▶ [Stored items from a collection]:
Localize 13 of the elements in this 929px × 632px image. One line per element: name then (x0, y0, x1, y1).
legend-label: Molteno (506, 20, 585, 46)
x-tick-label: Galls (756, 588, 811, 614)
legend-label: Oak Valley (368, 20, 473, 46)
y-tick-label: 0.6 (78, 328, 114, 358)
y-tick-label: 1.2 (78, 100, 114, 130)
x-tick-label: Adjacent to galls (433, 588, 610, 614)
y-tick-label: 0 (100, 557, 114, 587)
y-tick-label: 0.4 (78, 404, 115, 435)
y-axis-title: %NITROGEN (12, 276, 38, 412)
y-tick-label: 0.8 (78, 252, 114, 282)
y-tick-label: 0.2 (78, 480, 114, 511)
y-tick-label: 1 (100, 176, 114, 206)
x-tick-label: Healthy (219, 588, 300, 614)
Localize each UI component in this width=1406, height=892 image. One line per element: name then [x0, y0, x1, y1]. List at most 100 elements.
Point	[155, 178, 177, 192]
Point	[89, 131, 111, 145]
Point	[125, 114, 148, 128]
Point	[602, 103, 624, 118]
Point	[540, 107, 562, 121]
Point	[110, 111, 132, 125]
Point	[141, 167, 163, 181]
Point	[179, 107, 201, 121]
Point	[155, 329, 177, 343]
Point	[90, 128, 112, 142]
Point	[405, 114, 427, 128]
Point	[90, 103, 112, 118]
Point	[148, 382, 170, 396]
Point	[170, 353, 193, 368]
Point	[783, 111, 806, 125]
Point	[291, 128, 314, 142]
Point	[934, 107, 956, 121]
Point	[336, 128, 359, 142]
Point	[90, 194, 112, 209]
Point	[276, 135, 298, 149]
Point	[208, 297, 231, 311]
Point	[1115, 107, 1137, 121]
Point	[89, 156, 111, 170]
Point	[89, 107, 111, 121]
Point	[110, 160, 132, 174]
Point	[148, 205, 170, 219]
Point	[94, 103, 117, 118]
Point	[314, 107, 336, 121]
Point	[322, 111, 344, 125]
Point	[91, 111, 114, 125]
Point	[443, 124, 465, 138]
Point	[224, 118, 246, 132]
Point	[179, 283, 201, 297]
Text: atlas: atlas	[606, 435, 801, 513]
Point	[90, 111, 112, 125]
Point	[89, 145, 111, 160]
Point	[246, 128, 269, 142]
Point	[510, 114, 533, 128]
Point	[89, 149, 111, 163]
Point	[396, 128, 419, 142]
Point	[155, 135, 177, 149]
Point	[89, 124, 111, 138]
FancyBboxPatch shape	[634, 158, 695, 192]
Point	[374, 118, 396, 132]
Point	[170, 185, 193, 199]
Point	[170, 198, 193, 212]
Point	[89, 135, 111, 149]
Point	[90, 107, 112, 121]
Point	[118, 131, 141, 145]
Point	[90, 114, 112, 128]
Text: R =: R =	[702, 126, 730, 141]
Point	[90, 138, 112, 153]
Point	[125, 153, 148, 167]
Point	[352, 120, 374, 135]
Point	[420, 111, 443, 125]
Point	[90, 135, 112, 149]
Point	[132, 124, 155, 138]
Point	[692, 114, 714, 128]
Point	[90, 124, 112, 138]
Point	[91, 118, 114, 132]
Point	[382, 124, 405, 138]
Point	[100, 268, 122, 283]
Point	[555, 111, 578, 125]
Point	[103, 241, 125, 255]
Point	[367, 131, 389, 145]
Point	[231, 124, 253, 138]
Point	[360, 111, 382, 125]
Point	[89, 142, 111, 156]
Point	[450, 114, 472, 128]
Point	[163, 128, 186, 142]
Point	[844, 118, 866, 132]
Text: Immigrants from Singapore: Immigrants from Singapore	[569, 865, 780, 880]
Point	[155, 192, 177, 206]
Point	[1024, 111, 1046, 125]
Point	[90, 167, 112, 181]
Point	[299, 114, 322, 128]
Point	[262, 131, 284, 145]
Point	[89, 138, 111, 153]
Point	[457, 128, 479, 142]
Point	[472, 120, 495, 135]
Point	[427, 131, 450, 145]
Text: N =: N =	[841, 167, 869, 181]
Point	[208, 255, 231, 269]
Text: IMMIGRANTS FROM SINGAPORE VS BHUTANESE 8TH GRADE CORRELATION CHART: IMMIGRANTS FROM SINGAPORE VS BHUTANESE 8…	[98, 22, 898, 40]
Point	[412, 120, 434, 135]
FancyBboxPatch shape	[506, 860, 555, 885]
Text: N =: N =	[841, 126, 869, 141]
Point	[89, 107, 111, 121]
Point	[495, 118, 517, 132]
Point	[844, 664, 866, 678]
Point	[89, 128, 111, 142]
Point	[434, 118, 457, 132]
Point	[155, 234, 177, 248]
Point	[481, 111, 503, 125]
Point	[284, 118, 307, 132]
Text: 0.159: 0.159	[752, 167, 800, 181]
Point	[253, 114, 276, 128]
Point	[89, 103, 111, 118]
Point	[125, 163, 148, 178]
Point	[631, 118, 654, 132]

* * *

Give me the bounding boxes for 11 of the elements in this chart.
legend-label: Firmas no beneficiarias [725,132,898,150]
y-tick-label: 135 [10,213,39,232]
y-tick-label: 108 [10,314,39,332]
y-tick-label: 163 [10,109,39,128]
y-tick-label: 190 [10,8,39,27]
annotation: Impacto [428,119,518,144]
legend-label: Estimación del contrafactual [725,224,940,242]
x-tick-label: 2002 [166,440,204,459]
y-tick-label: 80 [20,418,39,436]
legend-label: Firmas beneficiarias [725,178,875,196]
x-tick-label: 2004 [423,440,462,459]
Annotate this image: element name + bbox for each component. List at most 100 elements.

▶ [WHAT IS NEEDED]: Rewrite everything from the row containing "Localize 13 of" down to the row containing "x-tick-label: Healthy (219, 588, 300, 614)", swapping "y-tick-label" for "y-axis-tick" and leaving all else as it is.

▶ [RESULT]:
Localize 13 of the elements in this 929px × 632px image. One line per element: name then (x0, y0, x1, y1).
legend-label: Molteno (506, 20, 585, 46)
x-tick-label: Galls (756, 588, 811, 614)
legend-label: Oak Valley (368, 20, 473, 46)
y-axis-tick: 0.6 (78, 328, 114, 358)
y-axis-tick: 1.2 (78, 100, 114, 130)
x-tick-label: Adjacent to galls (433, 588, 610, 614)
y-axis-tick: 0 (100, 557, 114, 587)
y-axis-tick: 0.4 (78, 404, 115, 435)
y-axis-title: %NITROGEN (12, 276, 38, 412)
y-axis-tick: 0.8 (78, 252, 114, 282)
y-axis-tick: 0.2 (78, 480, 114, 511)
y-axis-tick: 1 (100, 176, 114, 206)
x-tick-label: Healthy (219, 588, 300, 614)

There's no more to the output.